* WHAT IS BEING ASKED:
Each record needs to be echoed exactly; can you do that?

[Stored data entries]
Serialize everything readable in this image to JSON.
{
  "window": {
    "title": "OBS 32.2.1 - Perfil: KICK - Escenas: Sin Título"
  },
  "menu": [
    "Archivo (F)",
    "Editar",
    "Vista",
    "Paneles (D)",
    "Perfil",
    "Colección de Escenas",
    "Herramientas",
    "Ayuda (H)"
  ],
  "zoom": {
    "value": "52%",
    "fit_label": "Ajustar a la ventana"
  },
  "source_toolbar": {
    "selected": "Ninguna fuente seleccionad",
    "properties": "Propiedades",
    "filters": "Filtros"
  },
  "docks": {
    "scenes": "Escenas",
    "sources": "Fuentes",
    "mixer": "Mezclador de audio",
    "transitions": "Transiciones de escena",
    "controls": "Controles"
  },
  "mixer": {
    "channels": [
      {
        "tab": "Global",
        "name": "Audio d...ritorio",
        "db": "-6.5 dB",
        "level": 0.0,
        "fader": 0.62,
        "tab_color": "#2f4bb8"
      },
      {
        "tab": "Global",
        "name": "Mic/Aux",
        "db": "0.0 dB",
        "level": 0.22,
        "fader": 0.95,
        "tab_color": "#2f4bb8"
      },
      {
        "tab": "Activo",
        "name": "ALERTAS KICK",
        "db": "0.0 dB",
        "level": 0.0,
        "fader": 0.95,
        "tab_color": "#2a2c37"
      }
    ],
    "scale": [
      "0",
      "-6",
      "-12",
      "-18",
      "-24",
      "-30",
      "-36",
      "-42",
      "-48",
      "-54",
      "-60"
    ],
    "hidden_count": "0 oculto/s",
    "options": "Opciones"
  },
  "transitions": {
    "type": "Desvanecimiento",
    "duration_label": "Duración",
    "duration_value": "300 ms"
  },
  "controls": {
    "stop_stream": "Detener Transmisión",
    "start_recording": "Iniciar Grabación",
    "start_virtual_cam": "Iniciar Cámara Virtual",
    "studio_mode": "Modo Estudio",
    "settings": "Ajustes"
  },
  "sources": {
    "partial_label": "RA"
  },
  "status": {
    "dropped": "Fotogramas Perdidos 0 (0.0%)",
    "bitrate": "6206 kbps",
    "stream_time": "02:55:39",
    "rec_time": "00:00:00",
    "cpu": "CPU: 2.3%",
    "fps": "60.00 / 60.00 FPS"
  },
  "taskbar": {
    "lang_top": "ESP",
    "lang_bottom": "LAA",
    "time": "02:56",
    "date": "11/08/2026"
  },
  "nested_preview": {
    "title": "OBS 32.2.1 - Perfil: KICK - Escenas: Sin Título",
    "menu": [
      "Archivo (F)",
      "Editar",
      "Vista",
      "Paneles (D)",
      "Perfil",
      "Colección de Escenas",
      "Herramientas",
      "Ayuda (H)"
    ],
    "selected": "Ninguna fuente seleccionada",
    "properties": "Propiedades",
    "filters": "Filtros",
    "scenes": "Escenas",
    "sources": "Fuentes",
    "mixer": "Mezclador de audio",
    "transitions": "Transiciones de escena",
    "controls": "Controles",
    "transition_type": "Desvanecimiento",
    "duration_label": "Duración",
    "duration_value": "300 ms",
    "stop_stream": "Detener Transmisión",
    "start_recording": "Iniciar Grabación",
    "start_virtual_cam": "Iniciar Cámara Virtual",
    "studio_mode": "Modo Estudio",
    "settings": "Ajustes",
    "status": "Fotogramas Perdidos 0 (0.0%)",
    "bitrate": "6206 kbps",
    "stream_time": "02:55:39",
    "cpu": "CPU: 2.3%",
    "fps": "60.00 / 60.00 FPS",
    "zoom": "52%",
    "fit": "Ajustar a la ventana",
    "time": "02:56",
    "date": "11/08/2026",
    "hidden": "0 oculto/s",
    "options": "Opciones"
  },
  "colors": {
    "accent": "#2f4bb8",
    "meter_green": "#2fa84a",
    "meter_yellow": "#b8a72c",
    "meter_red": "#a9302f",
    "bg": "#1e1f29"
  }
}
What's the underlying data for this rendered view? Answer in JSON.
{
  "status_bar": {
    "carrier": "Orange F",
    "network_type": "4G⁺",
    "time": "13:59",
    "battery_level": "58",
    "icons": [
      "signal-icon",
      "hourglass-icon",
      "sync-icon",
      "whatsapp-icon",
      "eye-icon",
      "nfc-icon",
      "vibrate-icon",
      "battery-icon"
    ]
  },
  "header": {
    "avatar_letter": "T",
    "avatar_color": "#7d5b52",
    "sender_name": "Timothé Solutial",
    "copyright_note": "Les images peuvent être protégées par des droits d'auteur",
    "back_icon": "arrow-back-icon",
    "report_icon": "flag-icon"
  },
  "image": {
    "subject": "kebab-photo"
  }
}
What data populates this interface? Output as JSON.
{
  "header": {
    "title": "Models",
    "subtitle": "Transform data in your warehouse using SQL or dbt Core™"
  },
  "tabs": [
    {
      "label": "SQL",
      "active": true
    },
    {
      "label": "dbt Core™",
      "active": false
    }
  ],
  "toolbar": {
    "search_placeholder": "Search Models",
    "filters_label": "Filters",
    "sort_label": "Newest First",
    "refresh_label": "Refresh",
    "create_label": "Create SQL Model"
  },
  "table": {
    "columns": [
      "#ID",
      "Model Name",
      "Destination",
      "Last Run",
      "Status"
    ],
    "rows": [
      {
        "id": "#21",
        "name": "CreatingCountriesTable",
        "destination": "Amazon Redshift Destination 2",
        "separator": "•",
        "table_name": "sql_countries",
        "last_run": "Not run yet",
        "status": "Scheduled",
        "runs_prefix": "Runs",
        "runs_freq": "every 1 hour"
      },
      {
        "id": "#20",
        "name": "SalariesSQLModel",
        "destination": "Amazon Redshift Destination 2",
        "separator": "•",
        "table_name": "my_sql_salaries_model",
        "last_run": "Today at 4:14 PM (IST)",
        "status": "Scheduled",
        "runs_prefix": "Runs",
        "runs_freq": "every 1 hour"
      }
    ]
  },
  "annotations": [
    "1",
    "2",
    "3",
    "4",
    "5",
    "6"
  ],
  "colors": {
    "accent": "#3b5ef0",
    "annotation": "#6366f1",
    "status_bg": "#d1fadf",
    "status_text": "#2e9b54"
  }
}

* WRITTEN RESPONSE:
Serialize everything readable in this image to JSON.
{
  "window": {
    "title": "OBS 32.2.1 - Perfil: KICK - Escenas: Sin Título"
  },
  "menu": [
    "Archivo (F)",
    "Editar",
    "Vista",
    "Paneles (D)",
    "Perfil",
    "Colección de Escenas",
    "Herramientas",
    "Ayuda (H)"
  ],
  "zoom": {
    "value": "52%",
    "fit_label": "Ajustar a la ventana"
  },
  "source_toolbar": {
    "selected": "Ninguna fuente seleccionad",
    "properties": "Propiedades",
    "filters": "Filtros"
  },
  "docks": {
    "scenes": "Escenas",
    "sources": "Fuentes",
    "mixer": "Mezclador de audio",
    "transitions": "Transiciones de escena",
    "controls": "Controles"
  },
  "mixer": {
    "channels": [
      {
        "tab": "Global",
        "name": "Audio d...ritorio",
        "db": "-6.5 dB",
        "level": 0.0,
        "fader": 0.62,
        "tab_color": "#2f4bb8"
      },
      {
        "tab": "Global",
        "name": "Mic/Aux",
        "db": "0.0 dB",
        "level": 0.22,
        "fader": 0.95,
        "tab_color": "#2f4bb8"
      },
      {
        "tab": "Activo",
        "name": "ALERTAS KICK",
        "db": "0.0 dB",
        "level": 0.0,
        "fader": 0.95,
        "tab_color": "#2a2c37"
      }
    ],
    "scale": [
      "0",
      "-6",
      "-12",
      "-18",
      "-24",
      "-30",
      "-36",
      "-42",
      "-48",
      "-54",
      "-60"
    ],
    "hidden_count": "0 oculto/s",
    "options": "Opciones"
  },
  "transitions": {
    "type": "Desvanecimiento",
    "duration_label": "Duración",
    "duration_value": "300 ms"
  },
  "controls": {
    "stop_stream": "Detener Transmisión",
    "start_recording": "Iniciar Grabación",
    "start_virtual_cam": "Iniciar Cámara Virtual",
    "studio_mode": "Modo Estudio",
    "settings": "Ajustes"
  },
  "sources": {
    "partial_label": "RA"
  },
  "status": {
    "dropped": "Fotogramas Perdidos 0 (0.0%)",
    "bitrate": "6206 kbps",
    "stream_time": "02:55:39",
    "rec_time": "00:00:00",
    "cpu": "CPU: 2.3%",
    "fps": "60.00 / 60.00 FPS"
  },
  "taskbar": {
    "lang_top": "ESP",
    "lang_bottom": "LAA",
    "time": "02:56",
    "date": "11/08/2026"
  },
  "nested_preview": {
    "title": "OBS 32.2.1 - Perfil: KICK - Escenas: Sin Título",
    "menu": [
      "Archivo (F)",
      "Editar",
      "Vista",
      "Paneles (D)",
      "Perfil",
      "Colección de Escenas",
      "Herramientas",
      "Ayuda (H)"
    ],
    "selected": "Ninguna fuente seleccionada",
    "properties": "Propiedades",
    "filters": "Filtros",
    "scenes": "Escenas",
    "sources": "Fuentes",
    "mixer": "Mezclador de audio",
    "transitions": "Transiciones de escena",
    "controls": "Controles",
    "transition_type": "Desvanecimiento",
    "duration_label": "Duración",
    "duration_value": "300 ms",
    "stop_stream": "Detener Transmisión",
    "start_recording": "Iniciar Grabación",
    "start_virtual_cam": "Iniciar Cámara Virtual",
    "studio_mode": "Modo Estudio",
    "settings": "Ajustes",
    "status": "Fotogramas Perdidos 0 (0.0%)",
    "bitrate": "6206 kbps",
    "stream_time": "02:55:39",
    "cpu": "CPU: 2.3%",
    "fps": "60.00 / 60.00 FPS",
    "zoom": "52%",
    "fit": "Ajustar a la ventana",
    "time": "02:56",
    "date": "11/08/2026",
    "hidden": "0 oculto/s",
    "options": "Opciones"
  },
  "colors": {
    "accent": "#2f4bb8",
    "meter_green": "#2fa84a",
    "meter_yellow": "#b8a72c",
    "meter_red": "#a9302f",
    "bg": "#1e1f29"
  }
}
What's the underlying data for this rendered view? Answer in JSON.
{
  "status_bar": {
    "carrier": "Orange F",
    "network_type": "4G⁺",
    "time": "13:59",
    "battery_level": "58",
    "icons": [
      "signal-icon",
      "hourglass-icon",
      "sync-icon",
      "whatsapp-icon",
      "eye-icon",
      "nfc-icon",
      "vibrate-icon",
      "battery-icon"
    ]
  },
  "header": {
    "avatar_letter": "T",
    "avatar_color": "#7d5b52",
    "sender_name": "Timothé Solutial",
    "copyright_note": "Les images peuvent être protégées par des droits d'auteur",
    "back_icon": "arrow-back-icon",
    "report_icon": "flag-icon"
  },
  "image": {
    "subject": "kebab-photo"
  }
}
What data populates this interface? Output as JSON.
{
  "header": {
    "title": "Models",
    "subtitle": "Transform data in your warehouse using SQL or dbt Core™"
  },
  "tabs": [
    {
      "label": "SQL",
      "active": true
    },
    {
      "label": "dbt Core™",
      "active": false
    }
  ],
  "toolbar": {
    "search_placeholder": "Search Models",
    "filters_label": "Filters",
    "sort_label": "Newest First",
    "refresh_label": "Refresh",
    "create_label": "Create SQL Model"
  },
  "table": {
    "columns": [
      "#ID",
      "Model Name",
      "Destination",
      "Last Run",
      "Status"
    ],
    "rows": [
      {
        "id": "#21",
        "name": "CreatingCountriesTable",
        "destination": "Amazon Redshift Destination 2",
        "separator": "•",
        "table_name": "sql_countries",
        "last_run": "Not run yet",
        "status": "Scheduled",
        "runs_prefix": "Runs",
        "runs_freq": "every 1 hour"
      },
      {
        "id": "#20",
        "name": "SalariesSQLModel",
        "destination": "Amazon Redshift Destination 2",
        "separator": "•",
        "table_name": "my_sql_salaries_model",
        "last_run": "Today at 4:14 PM (IST)",
        "status": "Scheduled",
        "runs_prefix": "Runs",
        "runs_freq": "every 1 hour"
      }
    ]
  },
  "annotations": [
    "1",
    "2",
    "3",
    "4",
    "5",
    "6"
  ],
  "colors": {
    "accent": "#3b5ef0",
    "annotation": "#6366f1",
    "status_bg": "#d1fadf",
    "status_text": "#2e9b54"
  }
}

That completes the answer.